··· DATASET RECORDS
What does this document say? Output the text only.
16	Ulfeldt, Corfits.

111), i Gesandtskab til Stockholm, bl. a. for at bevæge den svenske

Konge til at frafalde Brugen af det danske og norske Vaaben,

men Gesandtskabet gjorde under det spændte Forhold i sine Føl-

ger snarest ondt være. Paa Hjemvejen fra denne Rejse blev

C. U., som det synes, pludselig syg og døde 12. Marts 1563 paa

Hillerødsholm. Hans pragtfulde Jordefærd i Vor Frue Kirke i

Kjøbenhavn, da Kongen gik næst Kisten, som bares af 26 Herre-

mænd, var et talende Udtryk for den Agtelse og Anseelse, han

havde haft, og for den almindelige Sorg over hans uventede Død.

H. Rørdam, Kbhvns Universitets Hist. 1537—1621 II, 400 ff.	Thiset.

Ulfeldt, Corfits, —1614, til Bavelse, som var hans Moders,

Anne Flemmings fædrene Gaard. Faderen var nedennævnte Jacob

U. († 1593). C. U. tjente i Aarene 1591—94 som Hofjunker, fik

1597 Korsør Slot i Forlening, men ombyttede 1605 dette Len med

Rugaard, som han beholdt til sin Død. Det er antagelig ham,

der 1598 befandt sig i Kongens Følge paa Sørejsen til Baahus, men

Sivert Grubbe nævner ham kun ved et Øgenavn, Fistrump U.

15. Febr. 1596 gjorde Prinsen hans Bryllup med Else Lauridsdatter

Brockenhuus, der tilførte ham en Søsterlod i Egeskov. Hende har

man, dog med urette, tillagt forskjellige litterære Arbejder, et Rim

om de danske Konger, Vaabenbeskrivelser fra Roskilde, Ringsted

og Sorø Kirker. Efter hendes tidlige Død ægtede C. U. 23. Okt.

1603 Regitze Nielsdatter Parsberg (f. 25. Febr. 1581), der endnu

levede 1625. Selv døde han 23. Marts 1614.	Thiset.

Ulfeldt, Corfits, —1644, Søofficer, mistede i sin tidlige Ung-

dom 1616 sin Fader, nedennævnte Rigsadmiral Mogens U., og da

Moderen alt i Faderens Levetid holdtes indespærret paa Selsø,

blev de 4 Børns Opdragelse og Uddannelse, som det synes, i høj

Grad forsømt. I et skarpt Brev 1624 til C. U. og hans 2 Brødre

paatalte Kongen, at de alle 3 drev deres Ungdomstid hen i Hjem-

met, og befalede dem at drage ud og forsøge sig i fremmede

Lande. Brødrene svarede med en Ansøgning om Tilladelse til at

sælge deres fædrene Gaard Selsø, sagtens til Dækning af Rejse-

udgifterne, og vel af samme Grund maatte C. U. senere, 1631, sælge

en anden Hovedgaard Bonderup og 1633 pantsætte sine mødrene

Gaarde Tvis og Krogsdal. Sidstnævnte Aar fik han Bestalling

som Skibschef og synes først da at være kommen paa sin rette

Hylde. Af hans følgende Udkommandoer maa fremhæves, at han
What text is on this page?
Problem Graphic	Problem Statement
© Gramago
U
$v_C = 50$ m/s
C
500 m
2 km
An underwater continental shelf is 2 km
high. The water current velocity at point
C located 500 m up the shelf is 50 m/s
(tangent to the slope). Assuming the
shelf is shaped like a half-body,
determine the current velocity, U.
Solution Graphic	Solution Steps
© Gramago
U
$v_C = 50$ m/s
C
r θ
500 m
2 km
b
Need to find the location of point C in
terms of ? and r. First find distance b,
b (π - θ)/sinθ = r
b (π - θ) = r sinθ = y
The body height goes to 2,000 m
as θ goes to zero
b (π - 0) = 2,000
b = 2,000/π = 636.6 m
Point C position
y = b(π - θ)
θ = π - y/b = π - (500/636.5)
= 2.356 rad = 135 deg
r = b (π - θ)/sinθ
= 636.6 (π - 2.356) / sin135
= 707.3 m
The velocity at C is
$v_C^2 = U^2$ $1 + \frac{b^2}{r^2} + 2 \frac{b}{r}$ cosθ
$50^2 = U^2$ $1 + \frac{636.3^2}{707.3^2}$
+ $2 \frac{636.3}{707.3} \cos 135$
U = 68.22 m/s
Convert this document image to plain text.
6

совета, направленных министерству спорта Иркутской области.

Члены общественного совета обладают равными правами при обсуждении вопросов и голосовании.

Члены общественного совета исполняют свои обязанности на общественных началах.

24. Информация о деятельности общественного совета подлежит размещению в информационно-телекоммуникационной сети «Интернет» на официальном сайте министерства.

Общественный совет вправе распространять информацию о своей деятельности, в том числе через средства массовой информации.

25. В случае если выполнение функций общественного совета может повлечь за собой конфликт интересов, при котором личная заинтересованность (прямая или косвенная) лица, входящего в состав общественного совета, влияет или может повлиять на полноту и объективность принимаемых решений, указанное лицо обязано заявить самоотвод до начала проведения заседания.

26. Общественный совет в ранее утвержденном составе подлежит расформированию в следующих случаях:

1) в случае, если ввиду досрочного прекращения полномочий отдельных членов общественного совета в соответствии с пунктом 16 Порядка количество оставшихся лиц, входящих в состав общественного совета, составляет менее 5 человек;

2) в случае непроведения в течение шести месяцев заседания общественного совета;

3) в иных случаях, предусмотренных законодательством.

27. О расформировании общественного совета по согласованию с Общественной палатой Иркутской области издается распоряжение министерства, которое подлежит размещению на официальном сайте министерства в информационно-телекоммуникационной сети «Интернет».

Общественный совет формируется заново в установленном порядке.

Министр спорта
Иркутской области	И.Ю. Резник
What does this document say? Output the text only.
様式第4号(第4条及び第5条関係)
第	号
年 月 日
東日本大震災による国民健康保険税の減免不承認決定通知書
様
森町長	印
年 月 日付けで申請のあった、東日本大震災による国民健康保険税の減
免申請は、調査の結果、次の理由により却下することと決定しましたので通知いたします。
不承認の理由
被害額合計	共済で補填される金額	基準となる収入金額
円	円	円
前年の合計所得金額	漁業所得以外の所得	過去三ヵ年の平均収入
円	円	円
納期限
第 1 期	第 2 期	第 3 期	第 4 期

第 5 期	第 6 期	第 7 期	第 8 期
······
THE PROBLEM: Every line of the data above should be reproduced word for word.

FULL ANSWER:
What does this document say? Output the text only.
16	Ulfeldt, Corfits.

111), i Gesandtskab til Stockholm, bl. a. for at bevæge den svenske

Konge til at frafalde Brugen af det danske og norske Vaaben,

men Gesandtskabet gjorde under det spændte Forhold i sine Føl-

ger snarest ondt være. Paa Hjemvejen fra denne Rejse blev

C. U., som det synes, pludselig syg og døde 12. Marts 1563 paa

Hillerødsholm. Hans pragtfulde Jordefærd i Vor Frue Kirke i

Kjøbenhavn, da Kongen gik næst Kisten, som bares af 26 Herre-

mænd, var et talende Udtryk for den Agtelse og Anseelse, han

havde haft, og for den almindelige Sorg over hans uventede Død.

H. Rørdam, Kbhvns Universitets Hist. 1537—1621 II, 400 ff.	Thiset.

Ulfeldt, Corfits, —1614, til Bavelse, som var hans Moders,

Anne Flemmings fædrene Gaard. Faderen var nedennævnte Jacob

U. († 1593). C. U. tjente i Aarene 1591—94 som Hofjunker, fik

1597 Korsør Slot i Forlening, men ombyttede 1605 dette Len med

Rugaard, som han beholdt til sin Død. Det er antagelig ham,

der 1598 befandt sig i Kongens Følge paa Sørejsen til Baahus, men

Sivert Grubbe nævner ham kun ved et Øgenavn, Fistrump U.

15. Febr. 1596 gjorde Prinsen hans Bryllup med Else Lauridsdatter

Brockenhuus, der tilførte ham en Søsterlod i Egeskov. Hende har

man, dog med urette, tillagt forskjellige litterære Arbejder, et Rim

om de danske Konger, Vaabenbeskrivelser fra Roskilde, Ringsted

og Sorø Kirker. Efter hendes tidlige Død ægtede C. U. 23. Okt.

1603 Regitze Nielsdatter Parsberg (f. 25. Febr. 1581), der endnu

levede 1625. Selv døde han 23. Marts 1614.	Thiset.

Ulfeldt, Corfits, —1644, Søofficer, mistede i sin tidlige Ung-

dom 1616 sin Fader, nedennævnte Rigsadmiral Mogens U., og da

Moderen alt i Faderens Levetid holdtes indespærret paa Selsø,

blev de 4 Børns Opdragelse og Uddannelse, som det synes, i høj

Grad forsømt. I et skarpt Brev 1624 til C. U. og hans 2 Brødre

paatalte Kongen, at de alle 3 drev deres Ungdomstid hen i Hjem-

met, og befalede dem at drage ud og forsøge sig i fremmede

Lande. Brødrene svarede med en Ansøgning om Tilladelse til at

sælge deres fædrene Gaard Selsø, sagtens til Dækning af Rejse-

udgifterne, og vel af samme Grund maatte C. U. senere, 1631, sælge

en anden Hovedgaard Bonderup og 1633 pantsætte sine mødrene

Gaarde Tvis og Krogsdal. Sidstnævnte Aar fik han Bestalling

som Skibschef og synes først da at være kommen paa sin rette

Hylde. Af hans følgende Udkommandoer maa fremhæves, at han
What text is on this page?
Problem Graphic	Problem Statement
© Gramago
U
$v_C = 50$ m/s
C
500 m
2 km
An underwater continental shelf is 2 km
high. The water current velocity at point
C located 500 m up the shelf is 50 m/s
(tangent to the slope). Assuming the
shelf is shaped like a half-body,
determine the current velocity, U.
Solution Graphic	Solution Steps
© Gramago
U
$v_C = 50$ m/s
C
r θ
500 m
2 km
b
Need to find the location of point C in
terms of ? and r. First find distance b,
b (π - θ)/sinθ = r
b (π - θ) = r sinθ = y
The body height goes to 2,000 m
as θ goes to zero
b (π - 0) = 2,000
b = 2,000/π = 636.6 m
Point C position
y = b(π - θ)
θ = π - y/b = π - (500/636.5)
= 2.356 rad = 135 deg
r = b (π - θ)/sinθ
= 636.6 (π - 2.356) / sin135
= 707.3 m
The velocity at C is
$v_C^2 = U^2$ $1 + \frac{b^2}{r^2} + 2 \frac{b}{r}$ cosθ
$50^2 = U^2$ $1 + \frac{636.3^2}{707.3^2}$
+ $2 \frac{636.3}{707.3} \cos 135$
U = 68.22 m/s
Convert this document image to plain text.
6

совета, направленных министерству спорта Иркутской области.

Члены общественного совета обладают равными правами при обсуждении вопросов и голосовании.

Члены общественного совета исполняют свои обязанности на общественных началах.

24. Информация о деятельности общественного совета подлежит размещению в информационно-телекоммуникационной сети «Интернет» на официальном сайте министерства.

Общественный совет вправе распространять информацию о своей деятельности, в том числе через средства массовой информации.

25. В случае если выполнение функций общественного совета может повлечь за собой конфликт интересов, при котором личная заинтересованность (прямая или косвенная) лица, входящего в состав общественного совета, влияет или может повлиять на полноту и объективность принимаемых решений, указанное лицо обязано заявить самоотвод до начала проведения заседания.

26. Общественный совет в ранее утвержденном составе подлежит расформированию в следующих случаях:

1) в случае, если ввиду досрочного прекращения полномочий отдельных членов общественного совета в соответствии с пунктом 16 Порядка количество оставшихся лиц, входящих в состав общественного совета, составляет менее 5 человек;

2) в случае непроведения в течение шести месяцев заседания общественного совета;

3) в иных случаях, предусмотренных законодательством.

27. О расформировании общественного совета по согласованию с Общественной палатой Иркутской области издается распоряжение министерства, которое подлежит размещению на официальном сайте министерства в информационно-телекоммуникационной сети «Интернет».

Общественный совет формируется заново в установленном порядке.

Министр спорта
Иркутской области	И.Ю. Резник
What does this document say? Output the text only.
様式第4号(第4条及び第5条関係)
第	号
年 月 日
東日本大震災による国民健康保険税の減免不承認決定通知書
様
森町長	印
年 月 日付けで申請のあった、東日本大震災による国民健康保険税の減
免申請は、調査の結果、次の理由により却下することと決定しましたので通知いたします。
不承認の理由
被害額合計	共済で補填される金額	基準となる収入金額
円	円	円
前年の合計所得金額	漁業所得以外の所得	過去三ヵ年の平均収入
円	円	円
納期限
第 1 期	第 2 期	第 3 期	第 4 期

第 5 期	第 6 期	第 7 期	第 8 期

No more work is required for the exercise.